(Data entries)
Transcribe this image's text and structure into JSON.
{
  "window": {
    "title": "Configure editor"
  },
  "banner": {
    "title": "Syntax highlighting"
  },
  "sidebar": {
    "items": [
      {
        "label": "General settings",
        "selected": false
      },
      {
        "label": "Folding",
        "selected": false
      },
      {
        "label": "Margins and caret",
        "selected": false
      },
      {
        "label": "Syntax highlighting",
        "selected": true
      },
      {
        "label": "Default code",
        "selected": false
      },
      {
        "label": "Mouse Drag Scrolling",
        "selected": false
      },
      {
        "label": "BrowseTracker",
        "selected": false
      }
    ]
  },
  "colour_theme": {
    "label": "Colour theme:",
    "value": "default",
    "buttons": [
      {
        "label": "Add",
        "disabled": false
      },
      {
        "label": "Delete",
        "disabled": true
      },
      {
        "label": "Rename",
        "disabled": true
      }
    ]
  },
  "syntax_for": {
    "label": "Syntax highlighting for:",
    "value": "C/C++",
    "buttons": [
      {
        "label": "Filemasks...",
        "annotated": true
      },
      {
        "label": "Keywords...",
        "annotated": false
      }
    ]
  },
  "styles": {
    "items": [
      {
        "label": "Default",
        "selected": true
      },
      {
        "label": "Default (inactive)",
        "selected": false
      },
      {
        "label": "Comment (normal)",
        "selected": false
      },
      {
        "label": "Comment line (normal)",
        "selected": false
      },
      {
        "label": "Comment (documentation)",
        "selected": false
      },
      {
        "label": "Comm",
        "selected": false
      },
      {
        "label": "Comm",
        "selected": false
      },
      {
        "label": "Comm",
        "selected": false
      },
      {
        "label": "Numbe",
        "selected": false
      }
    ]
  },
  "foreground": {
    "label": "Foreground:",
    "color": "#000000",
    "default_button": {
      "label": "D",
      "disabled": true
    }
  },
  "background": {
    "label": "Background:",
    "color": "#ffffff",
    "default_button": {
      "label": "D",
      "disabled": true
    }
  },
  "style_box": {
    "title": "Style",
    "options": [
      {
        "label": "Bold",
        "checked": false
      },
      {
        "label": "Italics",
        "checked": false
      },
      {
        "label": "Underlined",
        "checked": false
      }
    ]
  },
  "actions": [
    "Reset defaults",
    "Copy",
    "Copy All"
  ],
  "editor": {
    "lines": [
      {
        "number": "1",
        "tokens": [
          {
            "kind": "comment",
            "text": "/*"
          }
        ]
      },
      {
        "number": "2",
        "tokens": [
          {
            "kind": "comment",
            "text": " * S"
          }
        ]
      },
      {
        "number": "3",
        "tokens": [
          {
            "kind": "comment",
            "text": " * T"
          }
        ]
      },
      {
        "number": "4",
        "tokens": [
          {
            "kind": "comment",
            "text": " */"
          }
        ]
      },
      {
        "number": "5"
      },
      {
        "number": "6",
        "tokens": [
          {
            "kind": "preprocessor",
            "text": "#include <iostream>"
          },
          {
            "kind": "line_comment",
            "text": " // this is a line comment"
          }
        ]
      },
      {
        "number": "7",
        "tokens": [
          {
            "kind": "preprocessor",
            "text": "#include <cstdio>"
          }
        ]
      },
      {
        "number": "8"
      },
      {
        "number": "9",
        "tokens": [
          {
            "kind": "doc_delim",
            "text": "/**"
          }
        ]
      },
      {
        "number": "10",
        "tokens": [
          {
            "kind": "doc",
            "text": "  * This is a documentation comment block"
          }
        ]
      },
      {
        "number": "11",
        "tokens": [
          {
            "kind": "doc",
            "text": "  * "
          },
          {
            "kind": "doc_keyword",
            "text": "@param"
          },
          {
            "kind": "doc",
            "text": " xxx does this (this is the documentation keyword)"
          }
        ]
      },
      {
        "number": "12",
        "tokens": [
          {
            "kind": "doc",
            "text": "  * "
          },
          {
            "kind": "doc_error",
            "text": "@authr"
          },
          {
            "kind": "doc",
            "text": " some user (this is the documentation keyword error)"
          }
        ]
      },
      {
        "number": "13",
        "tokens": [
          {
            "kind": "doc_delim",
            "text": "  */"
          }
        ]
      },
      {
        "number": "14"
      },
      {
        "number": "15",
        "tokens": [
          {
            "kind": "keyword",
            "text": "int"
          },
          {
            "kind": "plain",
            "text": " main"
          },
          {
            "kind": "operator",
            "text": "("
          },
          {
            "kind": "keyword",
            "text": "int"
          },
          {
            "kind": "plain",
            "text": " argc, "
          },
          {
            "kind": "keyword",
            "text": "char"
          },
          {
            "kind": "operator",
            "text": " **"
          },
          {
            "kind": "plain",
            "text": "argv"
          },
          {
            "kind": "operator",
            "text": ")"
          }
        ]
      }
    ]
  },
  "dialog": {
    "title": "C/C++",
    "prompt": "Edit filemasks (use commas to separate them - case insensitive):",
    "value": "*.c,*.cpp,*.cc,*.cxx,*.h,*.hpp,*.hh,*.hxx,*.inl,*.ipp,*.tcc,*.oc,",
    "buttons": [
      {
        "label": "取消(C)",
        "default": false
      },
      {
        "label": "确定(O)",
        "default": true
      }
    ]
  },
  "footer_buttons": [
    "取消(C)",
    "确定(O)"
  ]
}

◆ **WORK TO BE COMPLETED**
Repeat each of the entries above precisely as given.

◆ **FINISHED ANSWER**
Transcribe this image's text and structure into JSON.
{
  "window": {
    "title": "Configure editor"
  },
  "banner": {
    "title": "Syntax highlighting"
  },
  "sidebar": {
    "items": [
      {
        "label": "General settings",
        "selected": false
      },
      {
        "label": "Folding",
        "selected": false
      },
      {
        "label": "Margins and caret",
        "selected": false
      },
      {
        "label": "Syntax highlighting",
        "selected": true
      },
      {
        "label": "Default code",
        "selected": false
      },
      {
        "label": "Mouse Drag Scrolling",
        "selected": false
      },
      {
        "label": "BrowseTracker",
        "selected": false
      }
    ]
  },
  "colour_theme": {
    "label": "Colour theme:",
    "value": "default",
    "buttons": [
      {
        "label": "Add",
        "disabled": false
      },
      {
        "label": "Delete",
        "disabled": true
      },
      {
        "label": "Rename",
        "disabled": true
      }
    ]
  },
  "syntax_for": {
    "label": "Syntax highlighting for:",
    "value": "C/C++",
    "buttons": [
      {
        "label": "Filemasks...",
        "annotated": true
      },
      {
        "label": "Keywords...",
        "annotated": false
      }
    ]
  },
  "styles": {
    "items": [
      {
        "label": "Default",
        "selected": true
      },
      {
        "label": "Default (inactive)",
        "selected": false
      },
      {
        "label": "Comment (normal)",
        "selected": false
      },
      {
        "label": "Comment line (normal)",
        "selected": false
      },
      {
        "label": "Comment (documentation)",
        "selected": false
      },
      {
        "label": "Comm",
        "selected": false
      },
      {
        "label": "Comm",
        "selected": false
      },
      {
        "label": "Comm",
        "selected": false
      },
      {
        "label": "Numbe",
        "selected": false
      }
    ]
  },
  "foreground": {
    "label": "Foreground:",
    "color": "#000000",
    "default_button": {
      "label": "D",
      "disabled": true
    }
  },
  "background": {
    "label": "Background:",
    "color": "#ffffff",
    "default_button": {
      "label": "D",
      "disabled": true
    }
  },
  "style_box": {
    "title": "Style",
    "options": [
      {
        "label": "Bold",
        "checked": false
      },
      {
        "label": "Italics",
        "checked": false
      },
      {
        "label": "Underlined",
        "checked": false
      }
    ]
  },
  "actions": [
    "Reset defaults",
    "Copy",
    "Copy All"
  ],
  "editor": {
    "lines": [
      {
        "number": "1",
        "tokens": [
          {
            "kind": "comment",
            "text": "/*"
          }
        ]
      },
      {
        "number": "2",
        "tokens": [
          {
            "kind": "comment",
            "text": " * S"
          }
        ]
      },
      {
        "number": "3",
        "tokens": [
          {
            "kind": "comment",
            "text": " * T"
          }
        ]
      },
      {
        "number": "4",
        "tokens": [
          {
            "kind": "comment",
            "text": " */"
          }
        ]
      },
      {
        "number": "5"
      },
      {
        "number": "6",
        "tokens": [
          {
            "kind": "preprocessor",
            "text": "#include <iostream>"
          },
          {
            "kind": "line_comment",
            "text": " // this is a line comment"
          }
        ]
      },
      {
        "number": "7",
        "tokens": [
          {
            "kind": "preprocessor",
            "text": "#include <cstdio>"
          }
        ]
      },
      {
        "number": "8"
      },
      {
        "number": "9",
        "tokens": [
          {
            "kind": "doc_delim",
            "text": "/**"
          }
        ]
      },
      {
        "number": "10",
        "tokens": [
          {
            "kind": "doc",
            "text": "  * This is a documentation comment block"
          }
        ]
      },
      {
        "number": "11",
        "tokens": [
          {
            "kind": "doc",
            "text": "  * "
          },
          {
            "kind": "doc_keyword",
            "text": "@param"
          },
          {
            "kind": "doc",
            "text": " xxx does this (this is the documentation keyword)"
          }
        ]
      },
      {
        "number": "12",
        "tokens": [
          {
            "kind": "doc",
            "text": "  * "
          },
          {
            "kind": "doc_error",
            "text": "@authr"
          },
          {
            "kind": "doc",
            "text": " some user (this is the documentation keyword error)"
          }
        ]
      },
      {
        "number": "13",
        "tokens": [
          {
            "kind": "doc_delim",
            "text": "  */"
          }
        ]
      },
      {
        "number": "14"
      },
      {
        "number": "15",
        "tokens": [
          {
            "kind": "keyword",
            "text": "int"
          },
          {
            "kind": "plain",
            "text": " main"
          },
          {
            "kind": "operator",
            "text": "("
          },
          {
            "kind": "keyword",
            "text": "int"
          },
          {
            "kind": "plain",
            "text": " argc, "
          },
          {
            "kind": "keyword",
            "text": "char"
          },
          {
            "kind": "operator",
            "text": " **"
          },
          {
            "kind": "plain",
            "text": "argv"
          },
          {
            "kind": "operator",
            "text": ")"
          }
        ]
      }
    ]
  },
  "dialog": {
    "title": "C/C++",
    "prompt": "Edit filemasks (use commas to separate them - case insensitive):",
    "value": "*.c,*.cpp,*.cc,*.cxx,*.h,*.hpp,*.hh,*.hxx,*.inl,*.ipp,*.tcc,*.oc,",
    "buttons": [
      {
        "label": "取消(C)",
        "default": false
      },
      {
        "label": "确定(O)",
        "default": true
      }
    ]
  },
  "footer_buttons": [
    "取消(C)",
    "确定(O)"
  ]
}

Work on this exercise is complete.